++++ Supplied entries
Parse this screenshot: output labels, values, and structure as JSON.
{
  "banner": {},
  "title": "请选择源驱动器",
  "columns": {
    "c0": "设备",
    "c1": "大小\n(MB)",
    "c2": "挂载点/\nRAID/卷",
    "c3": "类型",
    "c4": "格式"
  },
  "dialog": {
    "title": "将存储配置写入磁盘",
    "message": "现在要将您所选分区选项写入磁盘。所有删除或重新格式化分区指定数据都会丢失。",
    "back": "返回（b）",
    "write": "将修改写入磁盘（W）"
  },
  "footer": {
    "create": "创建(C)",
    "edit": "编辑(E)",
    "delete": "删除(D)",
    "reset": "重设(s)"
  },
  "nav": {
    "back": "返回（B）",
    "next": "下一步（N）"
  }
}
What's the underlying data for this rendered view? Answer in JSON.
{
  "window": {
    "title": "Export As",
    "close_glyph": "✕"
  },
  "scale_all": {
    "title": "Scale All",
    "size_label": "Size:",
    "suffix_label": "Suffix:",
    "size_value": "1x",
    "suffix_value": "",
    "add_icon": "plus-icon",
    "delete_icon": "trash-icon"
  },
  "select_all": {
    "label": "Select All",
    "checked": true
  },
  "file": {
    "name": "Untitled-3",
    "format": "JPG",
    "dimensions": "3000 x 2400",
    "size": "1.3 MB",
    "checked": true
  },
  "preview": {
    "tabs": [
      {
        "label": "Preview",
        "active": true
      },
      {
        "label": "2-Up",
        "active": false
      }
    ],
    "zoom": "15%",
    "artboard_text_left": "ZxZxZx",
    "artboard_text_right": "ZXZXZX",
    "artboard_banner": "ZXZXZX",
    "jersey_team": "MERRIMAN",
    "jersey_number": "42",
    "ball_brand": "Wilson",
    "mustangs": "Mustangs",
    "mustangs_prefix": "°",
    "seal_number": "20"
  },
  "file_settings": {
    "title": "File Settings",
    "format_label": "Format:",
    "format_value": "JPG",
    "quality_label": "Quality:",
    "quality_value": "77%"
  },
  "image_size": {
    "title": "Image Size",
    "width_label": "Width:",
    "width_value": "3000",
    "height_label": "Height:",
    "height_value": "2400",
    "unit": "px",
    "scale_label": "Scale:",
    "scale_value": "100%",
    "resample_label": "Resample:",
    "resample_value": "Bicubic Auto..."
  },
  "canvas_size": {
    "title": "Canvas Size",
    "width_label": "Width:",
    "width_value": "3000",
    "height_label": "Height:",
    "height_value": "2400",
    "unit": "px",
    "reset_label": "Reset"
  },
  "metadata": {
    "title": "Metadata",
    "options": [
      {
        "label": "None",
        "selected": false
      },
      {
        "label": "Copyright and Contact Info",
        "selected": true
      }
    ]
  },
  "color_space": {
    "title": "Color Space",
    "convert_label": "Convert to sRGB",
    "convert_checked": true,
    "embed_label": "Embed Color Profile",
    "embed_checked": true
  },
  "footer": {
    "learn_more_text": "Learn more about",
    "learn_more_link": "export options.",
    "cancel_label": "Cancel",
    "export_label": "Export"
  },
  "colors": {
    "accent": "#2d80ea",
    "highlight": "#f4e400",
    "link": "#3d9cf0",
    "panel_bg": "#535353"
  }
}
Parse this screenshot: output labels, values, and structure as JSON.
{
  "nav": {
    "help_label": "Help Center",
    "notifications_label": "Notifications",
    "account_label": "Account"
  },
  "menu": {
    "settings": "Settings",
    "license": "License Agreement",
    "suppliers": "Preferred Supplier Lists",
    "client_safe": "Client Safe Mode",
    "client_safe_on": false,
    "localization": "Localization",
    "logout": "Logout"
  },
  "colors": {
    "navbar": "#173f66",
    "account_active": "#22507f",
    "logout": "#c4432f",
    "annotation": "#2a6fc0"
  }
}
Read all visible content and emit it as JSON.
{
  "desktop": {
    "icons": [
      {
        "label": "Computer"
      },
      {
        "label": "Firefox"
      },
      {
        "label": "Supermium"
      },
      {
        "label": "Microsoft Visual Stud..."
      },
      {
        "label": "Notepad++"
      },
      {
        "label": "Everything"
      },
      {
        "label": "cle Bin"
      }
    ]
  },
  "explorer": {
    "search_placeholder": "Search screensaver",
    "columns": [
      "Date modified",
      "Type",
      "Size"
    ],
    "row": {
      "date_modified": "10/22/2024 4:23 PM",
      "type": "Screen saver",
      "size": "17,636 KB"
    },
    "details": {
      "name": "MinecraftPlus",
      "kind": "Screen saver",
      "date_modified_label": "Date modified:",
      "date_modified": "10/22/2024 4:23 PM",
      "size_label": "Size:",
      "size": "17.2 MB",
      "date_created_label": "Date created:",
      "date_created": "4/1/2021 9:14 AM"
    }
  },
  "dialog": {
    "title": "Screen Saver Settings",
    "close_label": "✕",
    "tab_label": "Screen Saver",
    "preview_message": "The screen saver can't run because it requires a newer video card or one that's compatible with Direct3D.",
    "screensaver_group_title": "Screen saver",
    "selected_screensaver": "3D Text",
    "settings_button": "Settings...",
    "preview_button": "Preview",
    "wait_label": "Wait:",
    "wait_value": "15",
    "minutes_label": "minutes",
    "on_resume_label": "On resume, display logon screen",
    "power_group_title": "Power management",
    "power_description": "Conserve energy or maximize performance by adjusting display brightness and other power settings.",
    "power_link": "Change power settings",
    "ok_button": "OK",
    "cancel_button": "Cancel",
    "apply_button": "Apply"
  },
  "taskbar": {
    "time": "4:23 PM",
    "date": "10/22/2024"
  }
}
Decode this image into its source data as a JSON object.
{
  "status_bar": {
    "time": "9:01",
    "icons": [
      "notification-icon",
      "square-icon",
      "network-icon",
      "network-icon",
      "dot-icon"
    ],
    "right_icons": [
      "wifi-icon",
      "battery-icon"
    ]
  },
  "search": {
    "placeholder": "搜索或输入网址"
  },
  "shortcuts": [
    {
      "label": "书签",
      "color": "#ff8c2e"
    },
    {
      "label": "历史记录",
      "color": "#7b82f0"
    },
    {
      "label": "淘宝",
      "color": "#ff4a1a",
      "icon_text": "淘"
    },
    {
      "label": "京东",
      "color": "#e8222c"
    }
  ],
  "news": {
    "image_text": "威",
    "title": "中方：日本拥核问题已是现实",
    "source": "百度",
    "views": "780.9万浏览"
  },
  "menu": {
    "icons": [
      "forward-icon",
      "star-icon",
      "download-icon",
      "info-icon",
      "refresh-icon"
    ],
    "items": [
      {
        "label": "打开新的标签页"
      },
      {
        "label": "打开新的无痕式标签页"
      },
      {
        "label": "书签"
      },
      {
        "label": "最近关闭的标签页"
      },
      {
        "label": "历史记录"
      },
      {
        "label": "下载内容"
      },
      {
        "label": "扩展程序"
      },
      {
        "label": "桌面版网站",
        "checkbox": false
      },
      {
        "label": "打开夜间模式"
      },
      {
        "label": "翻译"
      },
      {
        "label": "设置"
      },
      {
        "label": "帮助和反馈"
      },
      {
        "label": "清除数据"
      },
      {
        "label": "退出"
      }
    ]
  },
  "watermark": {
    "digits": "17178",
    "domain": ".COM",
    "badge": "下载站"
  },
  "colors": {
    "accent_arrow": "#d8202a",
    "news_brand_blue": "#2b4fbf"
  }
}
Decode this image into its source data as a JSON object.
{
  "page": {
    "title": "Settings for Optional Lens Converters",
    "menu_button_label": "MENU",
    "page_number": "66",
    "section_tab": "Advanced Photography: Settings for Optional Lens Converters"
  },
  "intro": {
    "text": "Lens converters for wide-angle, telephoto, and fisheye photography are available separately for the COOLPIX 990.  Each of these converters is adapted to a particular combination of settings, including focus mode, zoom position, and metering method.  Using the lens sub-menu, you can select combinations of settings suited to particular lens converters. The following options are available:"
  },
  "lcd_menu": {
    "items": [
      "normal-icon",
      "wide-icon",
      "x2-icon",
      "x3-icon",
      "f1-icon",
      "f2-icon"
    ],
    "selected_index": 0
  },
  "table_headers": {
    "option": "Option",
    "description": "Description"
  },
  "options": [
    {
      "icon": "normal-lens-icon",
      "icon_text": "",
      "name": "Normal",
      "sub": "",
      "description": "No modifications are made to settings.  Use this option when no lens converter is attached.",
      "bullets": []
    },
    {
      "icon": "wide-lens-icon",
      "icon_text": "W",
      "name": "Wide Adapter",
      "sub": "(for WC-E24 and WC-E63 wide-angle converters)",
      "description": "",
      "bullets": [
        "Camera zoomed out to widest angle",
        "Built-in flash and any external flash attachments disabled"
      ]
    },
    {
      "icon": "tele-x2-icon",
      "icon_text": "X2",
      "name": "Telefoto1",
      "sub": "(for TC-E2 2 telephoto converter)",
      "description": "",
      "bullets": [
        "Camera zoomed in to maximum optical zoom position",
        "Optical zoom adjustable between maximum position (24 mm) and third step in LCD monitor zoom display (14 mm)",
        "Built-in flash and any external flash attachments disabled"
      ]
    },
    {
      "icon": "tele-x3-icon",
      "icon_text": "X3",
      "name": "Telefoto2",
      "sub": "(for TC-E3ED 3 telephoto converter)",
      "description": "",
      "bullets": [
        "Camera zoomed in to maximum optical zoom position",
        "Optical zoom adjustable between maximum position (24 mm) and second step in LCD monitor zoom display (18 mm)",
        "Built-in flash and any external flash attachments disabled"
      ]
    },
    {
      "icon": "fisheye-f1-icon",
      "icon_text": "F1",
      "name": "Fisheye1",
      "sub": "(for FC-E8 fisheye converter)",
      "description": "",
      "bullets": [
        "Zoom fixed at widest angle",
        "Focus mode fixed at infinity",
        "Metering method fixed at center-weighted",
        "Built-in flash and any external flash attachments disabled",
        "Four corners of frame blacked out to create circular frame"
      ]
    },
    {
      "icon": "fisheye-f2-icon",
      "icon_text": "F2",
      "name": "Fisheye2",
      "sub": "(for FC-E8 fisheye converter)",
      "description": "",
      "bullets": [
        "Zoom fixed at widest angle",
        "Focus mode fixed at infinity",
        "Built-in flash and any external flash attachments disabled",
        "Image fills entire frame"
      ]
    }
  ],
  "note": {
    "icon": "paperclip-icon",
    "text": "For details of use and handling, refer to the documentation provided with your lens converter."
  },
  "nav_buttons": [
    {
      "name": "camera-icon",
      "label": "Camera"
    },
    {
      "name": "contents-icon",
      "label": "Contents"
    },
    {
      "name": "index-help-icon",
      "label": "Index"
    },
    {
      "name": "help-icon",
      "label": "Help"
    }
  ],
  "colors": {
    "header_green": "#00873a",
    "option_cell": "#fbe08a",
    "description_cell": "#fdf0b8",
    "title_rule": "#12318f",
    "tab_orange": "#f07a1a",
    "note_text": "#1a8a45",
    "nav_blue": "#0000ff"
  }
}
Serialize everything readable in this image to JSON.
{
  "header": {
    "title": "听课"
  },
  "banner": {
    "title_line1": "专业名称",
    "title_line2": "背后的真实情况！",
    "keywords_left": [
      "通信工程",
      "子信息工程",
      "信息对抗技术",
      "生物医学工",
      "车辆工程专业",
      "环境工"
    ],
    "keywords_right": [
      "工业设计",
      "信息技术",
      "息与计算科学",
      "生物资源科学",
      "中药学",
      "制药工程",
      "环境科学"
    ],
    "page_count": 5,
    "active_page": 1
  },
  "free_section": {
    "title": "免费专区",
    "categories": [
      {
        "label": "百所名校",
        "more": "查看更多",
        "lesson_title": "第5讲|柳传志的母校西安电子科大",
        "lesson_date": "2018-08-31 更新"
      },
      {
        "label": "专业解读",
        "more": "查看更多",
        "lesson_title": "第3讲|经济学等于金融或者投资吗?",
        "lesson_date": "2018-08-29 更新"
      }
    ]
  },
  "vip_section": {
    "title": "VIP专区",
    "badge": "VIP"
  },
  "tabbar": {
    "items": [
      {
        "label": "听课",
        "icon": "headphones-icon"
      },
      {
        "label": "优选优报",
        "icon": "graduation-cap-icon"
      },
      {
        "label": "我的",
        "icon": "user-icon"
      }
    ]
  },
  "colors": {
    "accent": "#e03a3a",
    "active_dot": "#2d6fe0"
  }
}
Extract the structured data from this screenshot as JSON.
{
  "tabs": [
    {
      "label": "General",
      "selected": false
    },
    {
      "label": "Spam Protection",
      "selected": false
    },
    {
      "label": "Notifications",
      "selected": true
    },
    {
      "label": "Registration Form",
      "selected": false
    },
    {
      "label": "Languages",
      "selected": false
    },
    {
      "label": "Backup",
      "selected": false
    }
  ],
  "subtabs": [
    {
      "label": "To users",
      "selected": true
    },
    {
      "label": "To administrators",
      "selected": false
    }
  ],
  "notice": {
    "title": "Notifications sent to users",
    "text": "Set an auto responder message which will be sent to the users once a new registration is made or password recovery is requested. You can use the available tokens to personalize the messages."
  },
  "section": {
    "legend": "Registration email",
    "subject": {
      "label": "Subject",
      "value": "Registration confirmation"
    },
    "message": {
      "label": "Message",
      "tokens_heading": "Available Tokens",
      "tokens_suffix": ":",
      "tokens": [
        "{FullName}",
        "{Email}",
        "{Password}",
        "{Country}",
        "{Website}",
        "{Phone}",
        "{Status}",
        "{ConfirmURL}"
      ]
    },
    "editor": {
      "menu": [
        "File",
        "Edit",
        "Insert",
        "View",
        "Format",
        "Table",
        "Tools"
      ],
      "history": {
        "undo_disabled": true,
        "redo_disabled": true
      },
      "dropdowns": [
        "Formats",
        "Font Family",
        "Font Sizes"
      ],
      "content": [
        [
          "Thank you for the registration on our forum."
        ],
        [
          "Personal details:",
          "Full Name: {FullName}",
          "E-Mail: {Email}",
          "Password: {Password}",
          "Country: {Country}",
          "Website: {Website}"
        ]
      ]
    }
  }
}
++++++++
— Requirements —
Show every line in the entries where the string "method" occurs.

— The response —
    "text": "Lens converters for wide-angle, telephoto, and fisheye photography are available separately for the COOLPIX 990.  Each of these converters is adapted to a particular combination of settings, including focus mode, zoom position, and metering method.  Using the lens sub-menu, you can select combinations of settings suited to particular lens converters. The following options are available:"
        "Metering method fixed at center-weighted",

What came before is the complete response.